▶ STATED EXERCISE: In the material below, find how many lines contain the string "faks". Write only that number.

----

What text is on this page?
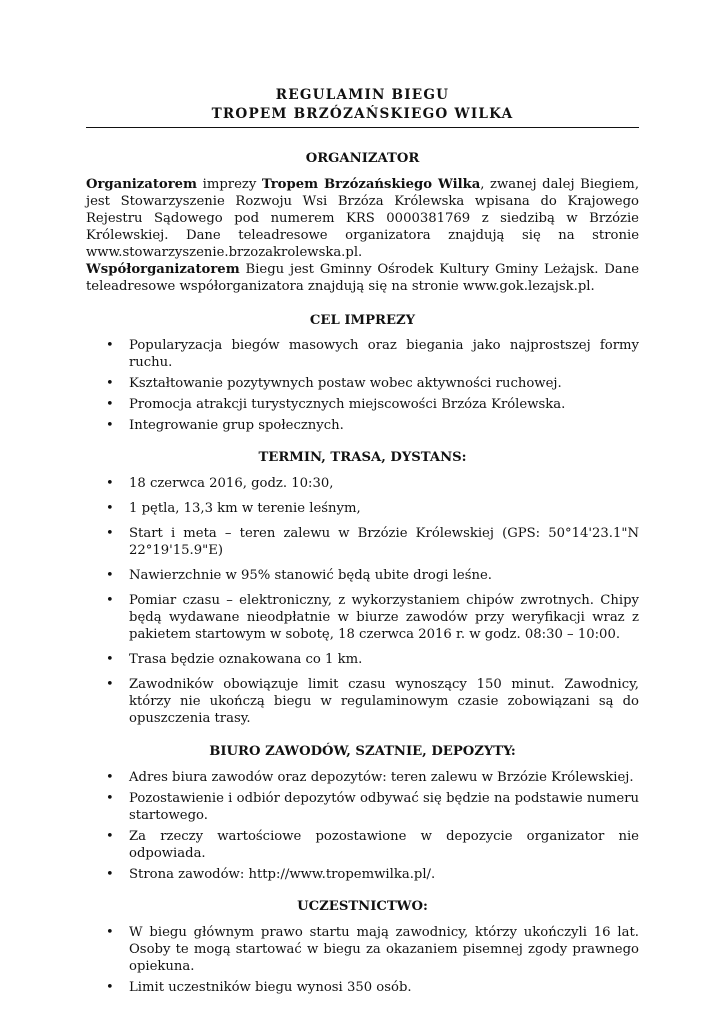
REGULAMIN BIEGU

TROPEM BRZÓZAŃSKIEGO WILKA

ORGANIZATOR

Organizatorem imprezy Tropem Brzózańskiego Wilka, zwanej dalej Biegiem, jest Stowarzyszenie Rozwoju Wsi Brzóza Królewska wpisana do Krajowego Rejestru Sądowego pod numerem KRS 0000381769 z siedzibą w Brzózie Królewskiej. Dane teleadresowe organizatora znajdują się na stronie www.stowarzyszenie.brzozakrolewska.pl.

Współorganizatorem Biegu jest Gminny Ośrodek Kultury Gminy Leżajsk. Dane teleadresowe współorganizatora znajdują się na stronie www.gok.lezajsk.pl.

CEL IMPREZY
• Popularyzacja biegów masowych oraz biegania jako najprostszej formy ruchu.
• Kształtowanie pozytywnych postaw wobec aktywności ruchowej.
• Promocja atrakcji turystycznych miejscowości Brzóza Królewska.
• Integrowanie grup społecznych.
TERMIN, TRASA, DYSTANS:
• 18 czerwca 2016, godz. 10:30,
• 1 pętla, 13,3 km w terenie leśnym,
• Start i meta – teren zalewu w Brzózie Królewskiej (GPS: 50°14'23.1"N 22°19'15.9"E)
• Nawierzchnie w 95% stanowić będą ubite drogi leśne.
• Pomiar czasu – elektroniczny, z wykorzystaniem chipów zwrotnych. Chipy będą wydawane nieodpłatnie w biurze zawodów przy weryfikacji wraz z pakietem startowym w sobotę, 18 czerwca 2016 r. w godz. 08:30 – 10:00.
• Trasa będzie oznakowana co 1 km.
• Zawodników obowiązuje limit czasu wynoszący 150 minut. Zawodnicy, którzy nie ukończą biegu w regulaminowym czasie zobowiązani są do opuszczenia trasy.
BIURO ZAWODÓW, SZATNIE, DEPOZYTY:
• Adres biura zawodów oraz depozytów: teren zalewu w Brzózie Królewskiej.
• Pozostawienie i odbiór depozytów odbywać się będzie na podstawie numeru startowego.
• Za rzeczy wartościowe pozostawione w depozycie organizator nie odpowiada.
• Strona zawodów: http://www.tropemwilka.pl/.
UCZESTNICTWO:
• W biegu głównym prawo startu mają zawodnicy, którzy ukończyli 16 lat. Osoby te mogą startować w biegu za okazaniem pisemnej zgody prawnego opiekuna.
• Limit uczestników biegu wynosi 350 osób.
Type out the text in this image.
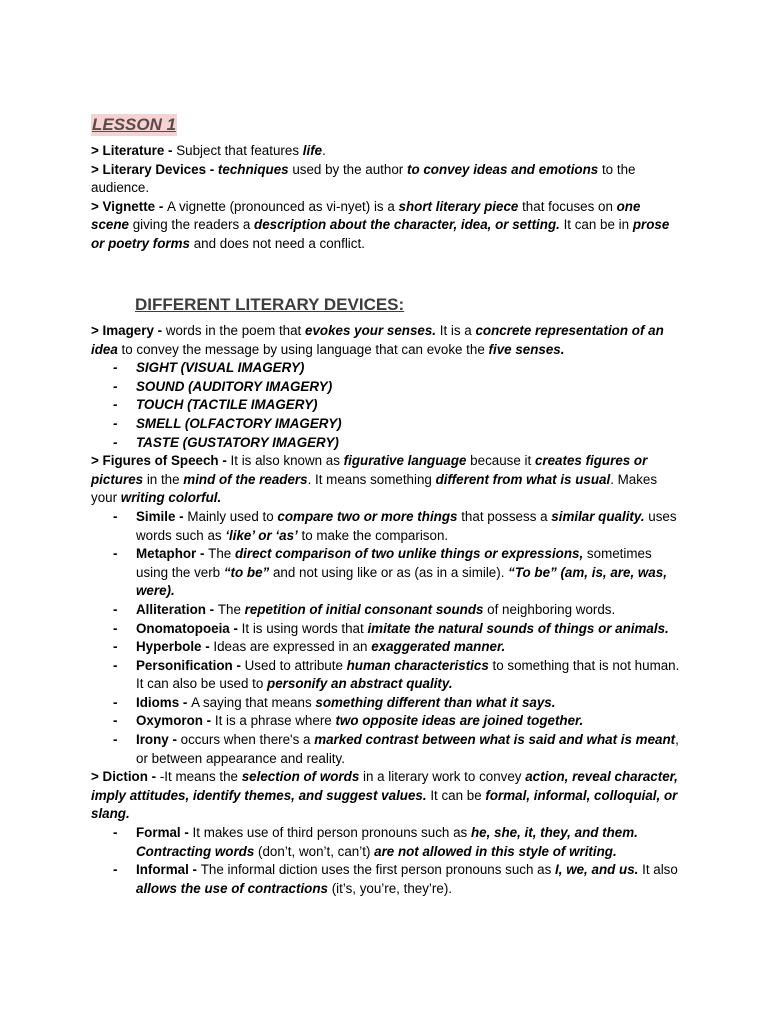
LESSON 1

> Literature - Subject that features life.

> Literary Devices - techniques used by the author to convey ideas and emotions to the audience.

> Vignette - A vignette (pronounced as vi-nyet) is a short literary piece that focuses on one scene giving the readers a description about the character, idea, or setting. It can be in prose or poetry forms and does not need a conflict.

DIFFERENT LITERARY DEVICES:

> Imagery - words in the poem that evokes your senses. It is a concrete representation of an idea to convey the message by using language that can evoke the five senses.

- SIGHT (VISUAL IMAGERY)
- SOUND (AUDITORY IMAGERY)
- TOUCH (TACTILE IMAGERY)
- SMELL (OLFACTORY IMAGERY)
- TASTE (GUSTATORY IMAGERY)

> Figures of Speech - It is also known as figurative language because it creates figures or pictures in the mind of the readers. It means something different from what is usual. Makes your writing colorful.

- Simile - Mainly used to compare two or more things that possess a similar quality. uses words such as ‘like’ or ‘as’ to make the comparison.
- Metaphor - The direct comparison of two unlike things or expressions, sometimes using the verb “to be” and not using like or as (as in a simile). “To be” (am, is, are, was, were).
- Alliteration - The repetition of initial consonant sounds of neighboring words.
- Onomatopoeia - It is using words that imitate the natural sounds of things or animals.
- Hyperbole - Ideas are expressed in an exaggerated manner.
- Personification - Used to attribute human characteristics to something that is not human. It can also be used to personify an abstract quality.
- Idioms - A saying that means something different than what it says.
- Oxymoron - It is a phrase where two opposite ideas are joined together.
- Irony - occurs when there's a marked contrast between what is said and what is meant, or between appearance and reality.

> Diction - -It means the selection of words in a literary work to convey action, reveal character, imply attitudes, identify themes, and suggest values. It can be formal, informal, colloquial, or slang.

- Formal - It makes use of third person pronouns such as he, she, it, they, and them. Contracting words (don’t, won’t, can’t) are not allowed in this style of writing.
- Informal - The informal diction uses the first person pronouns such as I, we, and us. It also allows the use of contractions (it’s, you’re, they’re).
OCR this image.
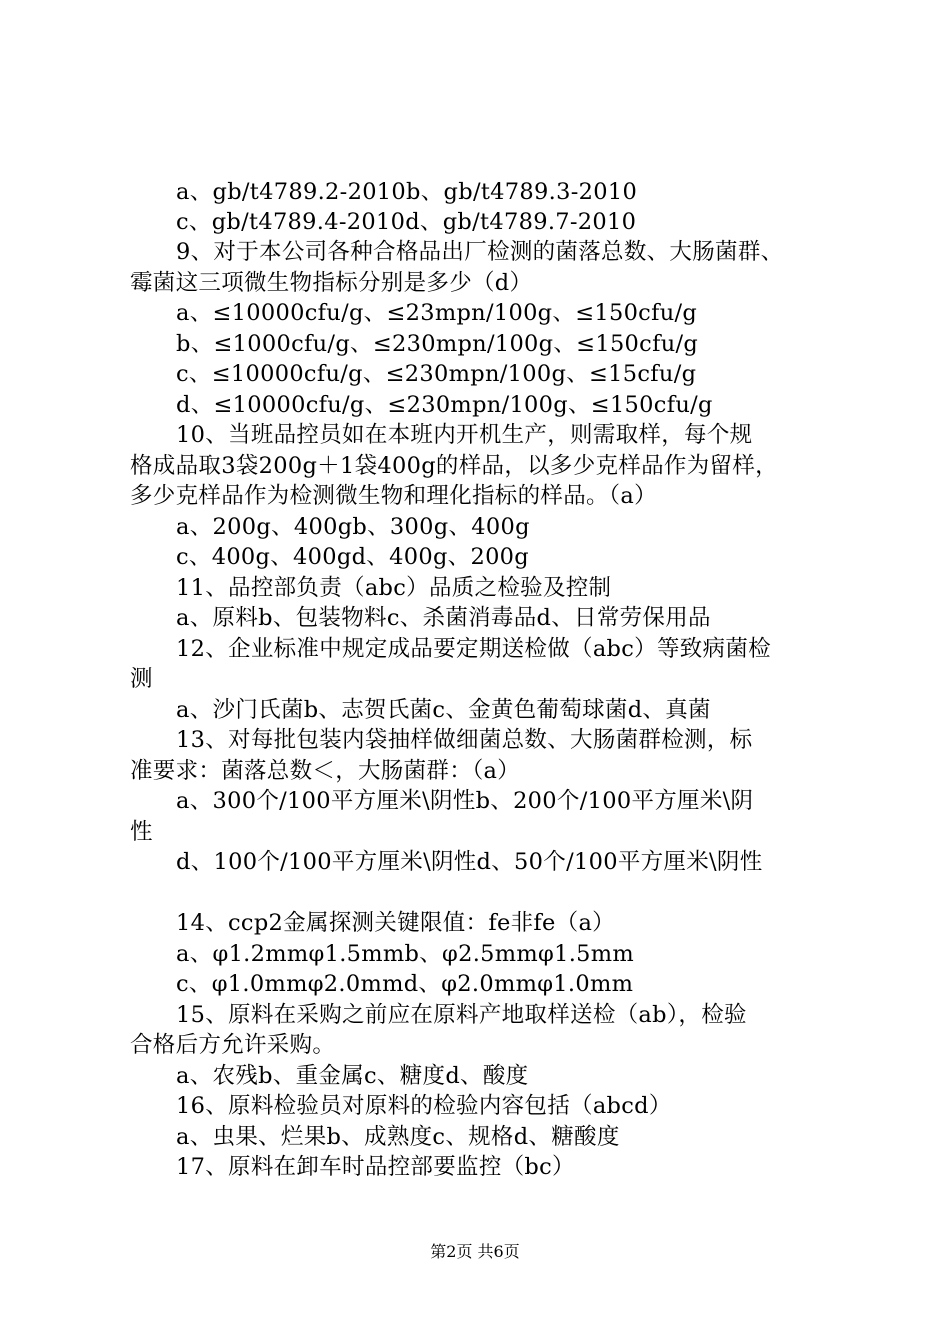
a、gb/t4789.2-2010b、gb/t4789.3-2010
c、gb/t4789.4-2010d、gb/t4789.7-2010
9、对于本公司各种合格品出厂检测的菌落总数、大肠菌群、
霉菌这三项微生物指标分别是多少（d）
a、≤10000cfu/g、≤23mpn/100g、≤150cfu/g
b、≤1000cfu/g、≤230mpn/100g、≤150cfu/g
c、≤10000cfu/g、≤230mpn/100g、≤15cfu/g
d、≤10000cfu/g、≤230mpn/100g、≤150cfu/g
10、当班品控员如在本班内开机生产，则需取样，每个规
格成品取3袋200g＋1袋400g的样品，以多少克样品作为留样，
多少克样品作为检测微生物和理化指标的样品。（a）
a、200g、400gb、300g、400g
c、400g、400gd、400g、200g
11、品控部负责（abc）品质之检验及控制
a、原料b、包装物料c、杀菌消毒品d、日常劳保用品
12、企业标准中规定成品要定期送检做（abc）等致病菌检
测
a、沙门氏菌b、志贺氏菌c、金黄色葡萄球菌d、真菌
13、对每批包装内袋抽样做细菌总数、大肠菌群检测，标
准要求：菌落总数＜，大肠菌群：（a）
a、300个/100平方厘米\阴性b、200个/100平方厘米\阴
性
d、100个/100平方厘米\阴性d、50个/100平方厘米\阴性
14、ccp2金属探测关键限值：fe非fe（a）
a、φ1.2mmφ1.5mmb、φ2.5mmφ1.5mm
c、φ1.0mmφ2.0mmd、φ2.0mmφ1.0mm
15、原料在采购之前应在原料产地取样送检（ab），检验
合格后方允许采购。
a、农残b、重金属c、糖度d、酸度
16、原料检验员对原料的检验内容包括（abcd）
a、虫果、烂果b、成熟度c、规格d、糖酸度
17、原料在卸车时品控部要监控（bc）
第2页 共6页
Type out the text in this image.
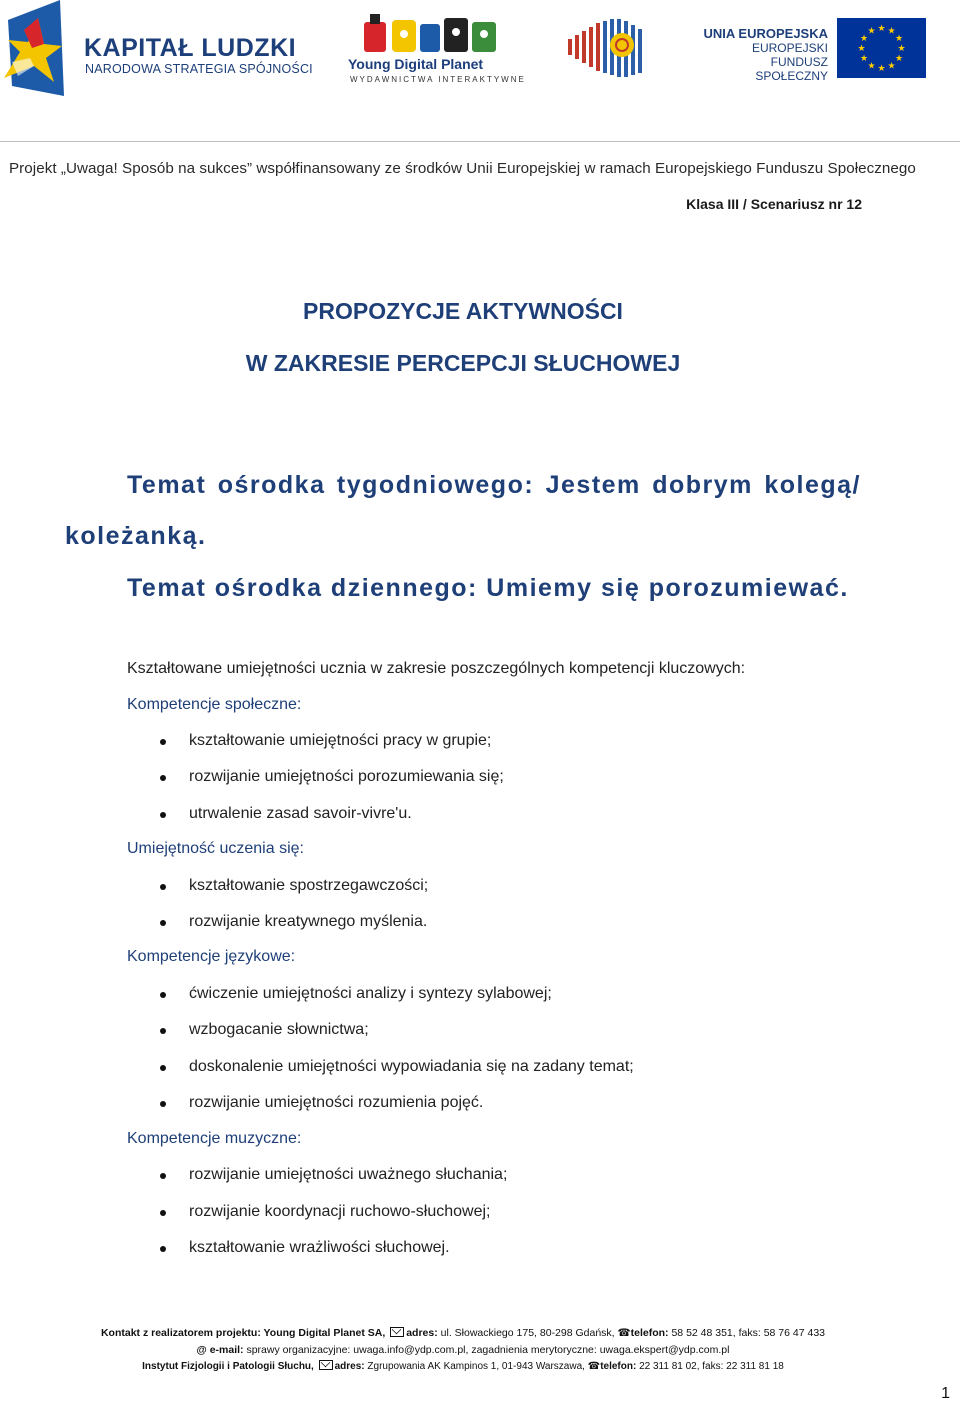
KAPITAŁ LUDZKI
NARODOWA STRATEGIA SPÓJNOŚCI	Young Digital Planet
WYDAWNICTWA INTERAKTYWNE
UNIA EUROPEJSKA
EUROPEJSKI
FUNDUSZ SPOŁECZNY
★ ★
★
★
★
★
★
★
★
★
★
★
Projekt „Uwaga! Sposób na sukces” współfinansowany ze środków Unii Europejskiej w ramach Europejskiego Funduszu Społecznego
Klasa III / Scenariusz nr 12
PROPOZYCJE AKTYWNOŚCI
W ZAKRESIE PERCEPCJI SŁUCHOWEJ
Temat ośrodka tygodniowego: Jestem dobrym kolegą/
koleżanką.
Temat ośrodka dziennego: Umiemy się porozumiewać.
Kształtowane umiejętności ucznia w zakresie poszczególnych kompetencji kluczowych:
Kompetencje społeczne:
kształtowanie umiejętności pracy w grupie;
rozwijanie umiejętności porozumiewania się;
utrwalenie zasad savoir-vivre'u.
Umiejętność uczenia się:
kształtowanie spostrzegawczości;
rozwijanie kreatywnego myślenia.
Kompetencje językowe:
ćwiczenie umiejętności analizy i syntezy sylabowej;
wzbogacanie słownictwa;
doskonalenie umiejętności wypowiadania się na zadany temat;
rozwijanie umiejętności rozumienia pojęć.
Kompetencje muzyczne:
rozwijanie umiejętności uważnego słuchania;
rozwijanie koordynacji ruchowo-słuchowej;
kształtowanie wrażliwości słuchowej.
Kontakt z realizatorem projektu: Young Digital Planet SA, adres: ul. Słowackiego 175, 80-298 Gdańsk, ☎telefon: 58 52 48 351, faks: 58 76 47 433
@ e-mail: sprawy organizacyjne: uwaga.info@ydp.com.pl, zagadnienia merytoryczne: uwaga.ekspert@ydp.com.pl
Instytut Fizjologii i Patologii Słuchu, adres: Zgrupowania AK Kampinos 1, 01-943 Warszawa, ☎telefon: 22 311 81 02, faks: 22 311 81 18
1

----

▶ WORKED ANSWER: 2